_The task_
Work out how many lines in the data hold the word "color", and reply with that number only.
§
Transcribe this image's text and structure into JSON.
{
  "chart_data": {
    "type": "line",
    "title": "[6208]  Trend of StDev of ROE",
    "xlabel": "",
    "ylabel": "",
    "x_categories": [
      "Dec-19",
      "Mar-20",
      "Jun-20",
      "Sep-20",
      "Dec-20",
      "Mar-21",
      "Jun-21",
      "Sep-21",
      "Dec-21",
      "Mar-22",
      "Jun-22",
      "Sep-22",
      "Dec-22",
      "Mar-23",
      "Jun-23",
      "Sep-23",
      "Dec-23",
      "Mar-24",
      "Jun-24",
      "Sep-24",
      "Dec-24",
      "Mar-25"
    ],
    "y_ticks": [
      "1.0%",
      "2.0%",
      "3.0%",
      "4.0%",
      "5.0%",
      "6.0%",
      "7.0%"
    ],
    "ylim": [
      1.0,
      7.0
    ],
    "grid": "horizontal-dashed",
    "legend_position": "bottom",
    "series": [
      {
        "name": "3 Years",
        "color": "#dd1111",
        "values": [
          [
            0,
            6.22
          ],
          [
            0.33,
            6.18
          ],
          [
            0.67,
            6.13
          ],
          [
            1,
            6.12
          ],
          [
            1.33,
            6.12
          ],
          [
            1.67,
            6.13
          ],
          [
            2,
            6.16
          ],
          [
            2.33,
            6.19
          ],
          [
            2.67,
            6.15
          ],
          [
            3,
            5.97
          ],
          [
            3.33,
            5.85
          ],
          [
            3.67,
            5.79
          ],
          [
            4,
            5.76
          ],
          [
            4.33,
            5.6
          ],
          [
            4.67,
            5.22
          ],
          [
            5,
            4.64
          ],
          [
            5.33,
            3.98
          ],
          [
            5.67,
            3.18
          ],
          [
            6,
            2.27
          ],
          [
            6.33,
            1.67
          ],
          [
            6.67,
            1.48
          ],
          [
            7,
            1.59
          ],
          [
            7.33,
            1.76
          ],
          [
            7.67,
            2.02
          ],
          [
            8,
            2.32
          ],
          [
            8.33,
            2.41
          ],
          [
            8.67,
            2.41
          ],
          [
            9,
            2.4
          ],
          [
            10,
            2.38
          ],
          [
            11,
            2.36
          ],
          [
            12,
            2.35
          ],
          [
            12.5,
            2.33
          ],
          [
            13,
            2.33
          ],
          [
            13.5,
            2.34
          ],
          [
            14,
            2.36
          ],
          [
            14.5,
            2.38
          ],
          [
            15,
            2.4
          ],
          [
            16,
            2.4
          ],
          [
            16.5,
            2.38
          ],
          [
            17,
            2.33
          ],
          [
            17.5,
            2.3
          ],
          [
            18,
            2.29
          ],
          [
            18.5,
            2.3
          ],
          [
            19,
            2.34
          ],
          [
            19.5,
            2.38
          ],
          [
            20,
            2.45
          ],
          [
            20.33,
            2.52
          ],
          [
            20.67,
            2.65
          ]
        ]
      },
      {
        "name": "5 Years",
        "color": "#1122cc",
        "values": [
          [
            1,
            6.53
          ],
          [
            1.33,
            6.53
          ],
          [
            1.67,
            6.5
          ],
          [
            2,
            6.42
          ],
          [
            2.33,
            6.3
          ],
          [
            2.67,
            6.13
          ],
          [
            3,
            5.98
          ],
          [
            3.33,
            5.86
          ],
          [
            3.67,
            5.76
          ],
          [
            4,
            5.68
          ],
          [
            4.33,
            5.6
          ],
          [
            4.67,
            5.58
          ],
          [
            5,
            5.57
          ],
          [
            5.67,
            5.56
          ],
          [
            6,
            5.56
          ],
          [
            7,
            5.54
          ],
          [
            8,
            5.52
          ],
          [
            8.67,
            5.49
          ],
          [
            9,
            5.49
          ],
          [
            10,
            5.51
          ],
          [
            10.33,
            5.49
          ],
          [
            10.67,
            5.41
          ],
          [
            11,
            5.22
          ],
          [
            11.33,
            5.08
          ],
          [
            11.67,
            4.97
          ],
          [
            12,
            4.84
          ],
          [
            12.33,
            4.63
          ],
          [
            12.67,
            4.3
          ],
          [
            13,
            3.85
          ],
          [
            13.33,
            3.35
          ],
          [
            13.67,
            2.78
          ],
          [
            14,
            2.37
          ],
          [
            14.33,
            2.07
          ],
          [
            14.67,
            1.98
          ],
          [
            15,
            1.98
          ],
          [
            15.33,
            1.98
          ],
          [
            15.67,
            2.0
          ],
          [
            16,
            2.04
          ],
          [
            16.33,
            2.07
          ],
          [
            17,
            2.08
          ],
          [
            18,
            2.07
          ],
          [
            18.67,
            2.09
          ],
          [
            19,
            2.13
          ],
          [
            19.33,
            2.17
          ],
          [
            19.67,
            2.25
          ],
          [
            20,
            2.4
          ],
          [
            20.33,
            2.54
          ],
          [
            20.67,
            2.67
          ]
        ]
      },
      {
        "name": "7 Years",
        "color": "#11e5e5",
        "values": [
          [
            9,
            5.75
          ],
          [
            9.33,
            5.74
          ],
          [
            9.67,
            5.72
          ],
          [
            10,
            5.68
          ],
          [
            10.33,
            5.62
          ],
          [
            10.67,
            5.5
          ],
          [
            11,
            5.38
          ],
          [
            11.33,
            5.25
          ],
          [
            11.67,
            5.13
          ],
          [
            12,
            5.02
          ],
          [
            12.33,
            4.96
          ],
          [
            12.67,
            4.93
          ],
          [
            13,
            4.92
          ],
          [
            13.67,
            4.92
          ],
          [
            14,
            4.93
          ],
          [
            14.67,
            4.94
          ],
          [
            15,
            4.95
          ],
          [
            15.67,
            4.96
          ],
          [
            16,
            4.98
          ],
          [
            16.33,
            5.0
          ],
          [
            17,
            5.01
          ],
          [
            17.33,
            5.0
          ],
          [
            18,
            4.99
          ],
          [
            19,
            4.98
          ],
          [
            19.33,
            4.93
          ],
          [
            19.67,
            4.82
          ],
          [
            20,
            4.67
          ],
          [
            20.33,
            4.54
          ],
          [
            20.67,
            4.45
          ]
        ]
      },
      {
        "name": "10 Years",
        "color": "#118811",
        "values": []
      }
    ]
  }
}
§
_Reply to the exercise_
4